WHAT THE TASK REQUIRES |
Reproduce every entry that follows word for word, but omit the images.

▬▬▬

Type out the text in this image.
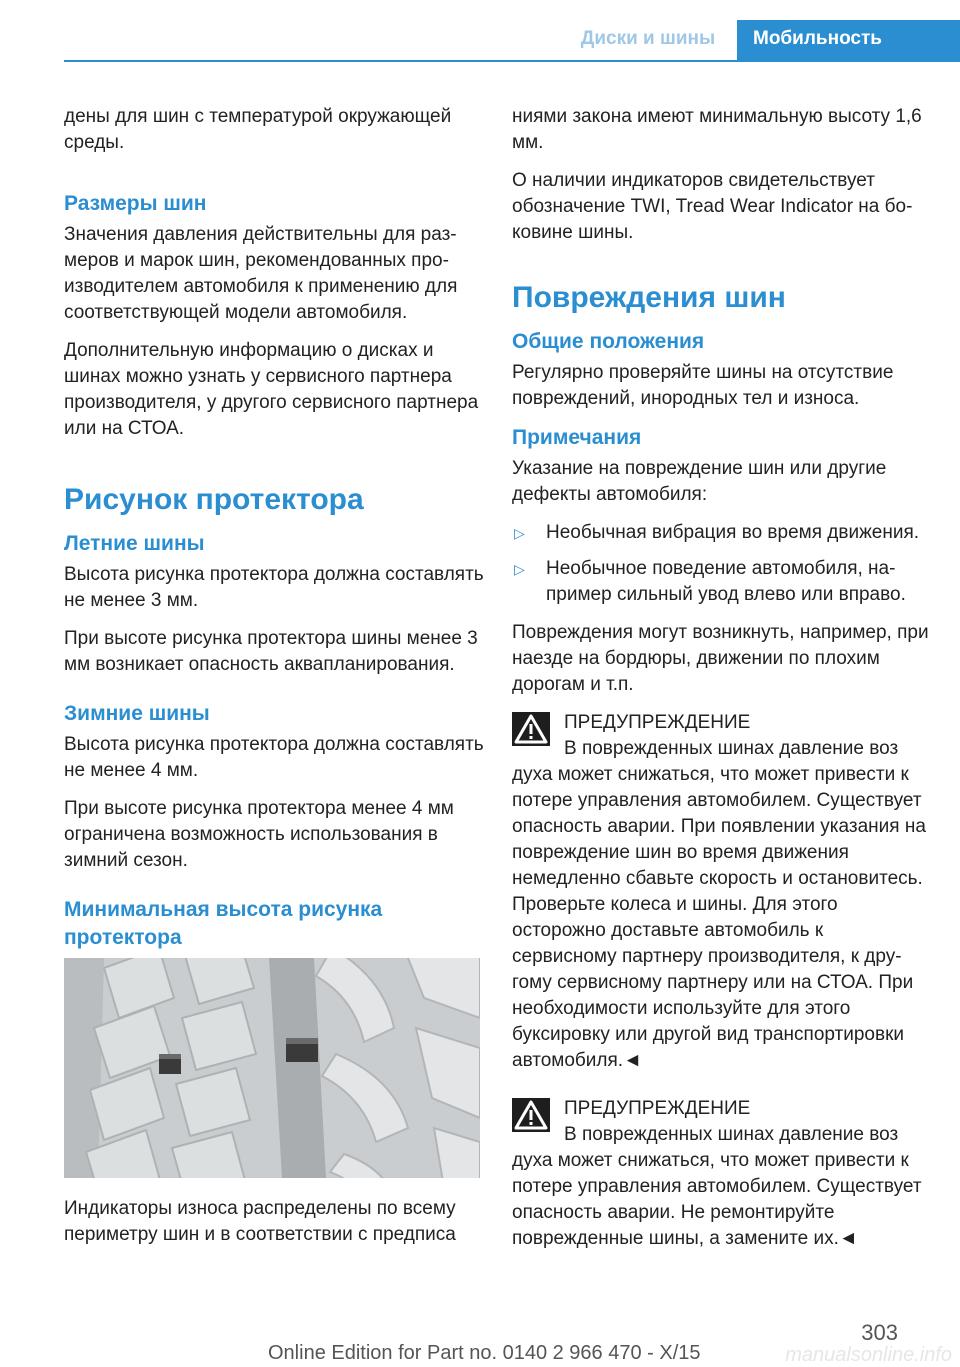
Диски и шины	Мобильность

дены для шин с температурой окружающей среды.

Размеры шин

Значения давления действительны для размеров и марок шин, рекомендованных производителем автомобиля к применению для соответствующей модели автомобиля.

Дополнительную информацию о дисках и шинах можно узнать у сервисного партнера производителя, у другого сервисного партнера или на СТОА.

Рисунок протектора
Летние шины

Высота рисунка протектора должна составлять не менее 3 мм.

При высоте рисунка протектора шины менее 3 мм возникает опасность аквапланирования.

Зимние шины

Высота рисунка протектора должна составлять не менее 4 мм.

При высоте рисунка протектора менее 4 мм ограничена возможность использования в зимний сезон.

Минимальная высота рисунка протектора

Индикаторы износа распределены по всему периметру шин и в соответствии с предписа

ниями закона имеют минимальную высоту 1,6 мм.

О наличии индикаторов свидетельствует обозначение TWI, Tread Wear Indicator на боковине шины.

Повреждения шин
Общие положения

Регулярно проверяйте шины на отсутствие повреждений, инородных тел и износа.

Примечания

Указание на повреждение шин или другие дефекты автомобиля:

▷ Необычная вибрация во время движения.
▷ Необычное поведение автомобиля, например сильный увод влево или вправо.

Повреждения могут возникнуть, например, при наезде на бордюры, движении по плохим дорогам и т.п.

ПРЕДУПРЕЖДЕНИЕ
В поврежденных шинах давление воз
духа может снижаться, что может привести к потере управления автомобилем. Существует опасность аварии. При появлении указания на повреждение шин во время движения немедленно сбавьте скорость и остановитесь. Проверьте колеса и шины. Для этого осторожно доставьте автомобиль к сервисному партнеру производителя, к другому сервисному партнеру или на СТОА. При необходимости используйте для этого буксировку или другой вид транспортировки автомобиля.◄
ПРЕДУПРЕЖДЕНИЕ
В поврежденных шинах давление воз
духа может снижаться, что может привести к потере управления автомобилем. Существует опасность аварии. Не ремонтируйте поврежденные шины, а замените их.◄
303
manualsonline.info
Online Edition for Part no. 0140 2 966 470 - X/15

▬▬▬

ANSWER TO THIS TASK |
Type out the text in this image.
Диски и шины	Мобильность

дены для шин с температурой окружающей среды.

Размеры шин

Значения давления действительны для размеров и марок шин, рекомендованных производителем автомобиля к применению для соответствующей модели автомобиля.

Дополнительную информацию о дисках и шинах можно узнать у сервисного партнера производителя, у другого сервисного партнера или на СТОА.

Рисунок протектора
Летние шины

Высота рисунка протектора должна составлять не менее 3 мм.

При высоте рисунка протектора шины менее 3 мм возникает опасность аквапланирования.

Зимние шины

Высота рисунка протектора должна составлять не менее 4 мм.

При высоте рисунка протектора менее 4 мм ограничена возможность использования в зимний сезон.

Минимальная высота рисунка протектора

Индикаторы износа распределены по всему периметру шин и в соответствии с предписа

ниями закона имеют минимальную высоту 1,6 мм.

О наличии индикаторов свидетельствует обозначение TWI, Tread Wear Indicator на боковине шины.

Повреждения шин
Общие положения

Регулярно проверяйте шины на отсутствие повреждений, инородных тел и износа.

Примечания

Указание на повреждение шин или другие дефекты автомобиля:

▷ Необычная вибрация во время движения.
▷ Необычное поведение автомобиля, например сильный увод влево или вправо.

Повреждения могут возникнуть, например, при наезде на бордюры, движении по плохим дорогам и т.п.

ПРЕДУПРЕЖДЕНИЕ
В поврежденных шинах давление воз
духа может снижаться, что может привести к потере управления автомобилем. Существует опасность аварии. При появлении указания на повреждение шин во время движения немедленно сбавьте скорость и остановитесь. Проверьте колеса и шины. Для этого осторожно доставьте автомобиль к сервисному партнеру производителя, к другому сервисному партнеру или на СТОА. При необходимости используйте для этого буксировку или другой вид транспортировки автомобиля.◄
ПРЕДУПРЕЖДЕНИЕ
В поврежденных шинах давление воз
духа может снижаться, что может привести к потере управления автомобилем. Существует опасность аварии. Не ремонтируйте поврежденные шины, а замените их.◄
303
manualsonline.info
Online Edition for Part no. 0140 2 966 470 - X/15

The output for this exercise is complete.